## WHAT TO DO
Would you output the whole listing below, exactly as it reads?

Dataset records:
────────────────
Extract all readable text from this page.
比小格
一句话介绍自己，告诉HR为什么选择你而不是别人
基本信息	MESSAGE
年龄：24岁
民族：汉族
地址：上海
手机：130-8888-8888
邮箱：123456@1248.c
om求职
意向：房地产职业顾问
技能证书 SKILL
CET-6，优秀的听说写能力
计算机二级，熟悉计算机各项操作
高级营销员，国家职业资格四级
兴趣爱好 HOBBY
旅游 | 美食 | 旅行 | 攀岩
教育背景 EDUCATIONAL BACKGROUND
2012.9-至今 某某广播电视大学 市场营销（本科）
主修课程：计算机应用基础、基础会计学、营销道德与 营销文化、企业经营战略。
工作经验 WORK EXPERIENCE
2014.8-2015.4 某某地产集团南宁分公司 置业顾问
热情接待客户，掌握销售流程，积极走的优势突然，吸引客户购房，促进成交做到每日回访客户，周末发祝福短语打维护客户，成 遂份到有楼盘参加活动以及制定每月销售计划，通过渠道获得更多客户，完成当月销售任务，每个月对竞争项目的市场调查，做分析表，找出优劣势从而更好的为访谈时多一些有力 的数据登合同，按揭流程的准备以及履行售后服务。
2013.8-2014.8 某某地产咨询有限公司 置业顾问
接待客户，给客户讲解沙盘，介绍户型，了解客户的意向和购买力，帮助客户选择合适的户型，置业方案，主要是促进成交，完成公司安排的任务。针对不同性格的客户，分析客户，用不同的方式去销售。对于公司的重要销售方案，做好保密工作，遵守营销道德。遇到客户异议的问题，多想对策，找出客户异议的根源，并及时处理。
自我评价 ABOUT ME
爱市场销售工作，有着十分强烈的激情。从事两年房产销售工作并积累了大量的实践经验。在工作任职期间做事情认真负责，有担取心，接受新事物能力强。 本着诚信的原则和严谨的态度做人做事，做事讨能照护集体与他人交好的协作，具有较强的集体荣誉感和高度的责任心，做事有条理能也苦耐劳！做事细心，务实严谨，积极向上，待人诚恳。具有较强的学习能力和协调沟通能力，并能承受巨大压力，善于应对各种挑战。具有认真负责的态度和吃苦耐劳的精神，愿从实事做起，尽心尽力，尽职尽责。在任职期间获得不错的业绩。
────────────────
## ANSWER FOR THIS EXERCISE
Extract all readable text from this page.
比小格
一句话介绍自己，告诉HR为什么选择你而不是别人
基本信息	MESSAGE
年龄：24岁
民族：汉族
地址：上海
手机：130-8888-8888
邮箱：123456@1248.c
om求职
意向：房地产职业顾问
技能证书 SKILL
CET-6，优秀的听说写能力
计算机二级，熟悉计算机各项操作
高级营销员，国家职业资格四级
兴趣爱好 HOBBY
旅游 | 美食 | 旅行 | 攀岩
教育背景 EDUCATIONAL BACKGROUND
2012.9-至今 某某广播电视大学 市场营销（本科）
主修课程：计算机应用基础、基础会计学、营销道德与 营销文化、企业经营战略。
工作经验 WORK EXPERIENCE
2014.8-2015.4 某某地产集团南宁分公司 置业顾问
热情接待客户，掌握销售流程，积极走的优势突然，吸引客户购房，促进成交做到每日回访客户，周末发祝福短语打维护客户，成 遂份到有楼盘参加活动以及制定每月销售计划，通过渠道获得更多客户，完成当月销售任务，每个月对竞争项目的市场调查，做分析表，找出优劣势从而更好的为访谈时多一些有力 的数据登合同，按揭流程的准备以及履行售后服务。
2013.8-2014.8 某某地产咨询有限公司 置业顾问
接待客户，给客户讲解沙盘，介绍户型，了解客户的意向和购买力，帮助客户选择合适的户型，置业方案，主要是促进成交，完成公司安排的任务。针对不同性格的客户，分析客户，用不同的方式去销售。对于公司的重要销售方案，做好保密工作，遵守营销道德。遇到客户异议的问题，多想对策，找出客户异议的根源，并及时处理。
自我评价 ABOUT ME
爱市场销售工作，有着十分强烈的激情。从事两年房产销售工作并积累了大量的实践经验。在工作任职期间做事情认真负责，有担取心，接受新事物能力强。 本着诚信的原则和严谨的态度做人做事，做事讨能照护集体与他人交好的协作，具有较强的集体荣誉感和高度的责任心，做事有条理能也苦耐劳！做事细心，务实严谨，积极向上，待人诚恳。具有较强的学习能力和协调沟通能力，并能承受巨大压力，善于应对各种挑战。具有认真负责的态度和吃苦耐劳的精神，愿从实事做起，尽心尽力，尽职尽责。在任职期间获得不错的业绩。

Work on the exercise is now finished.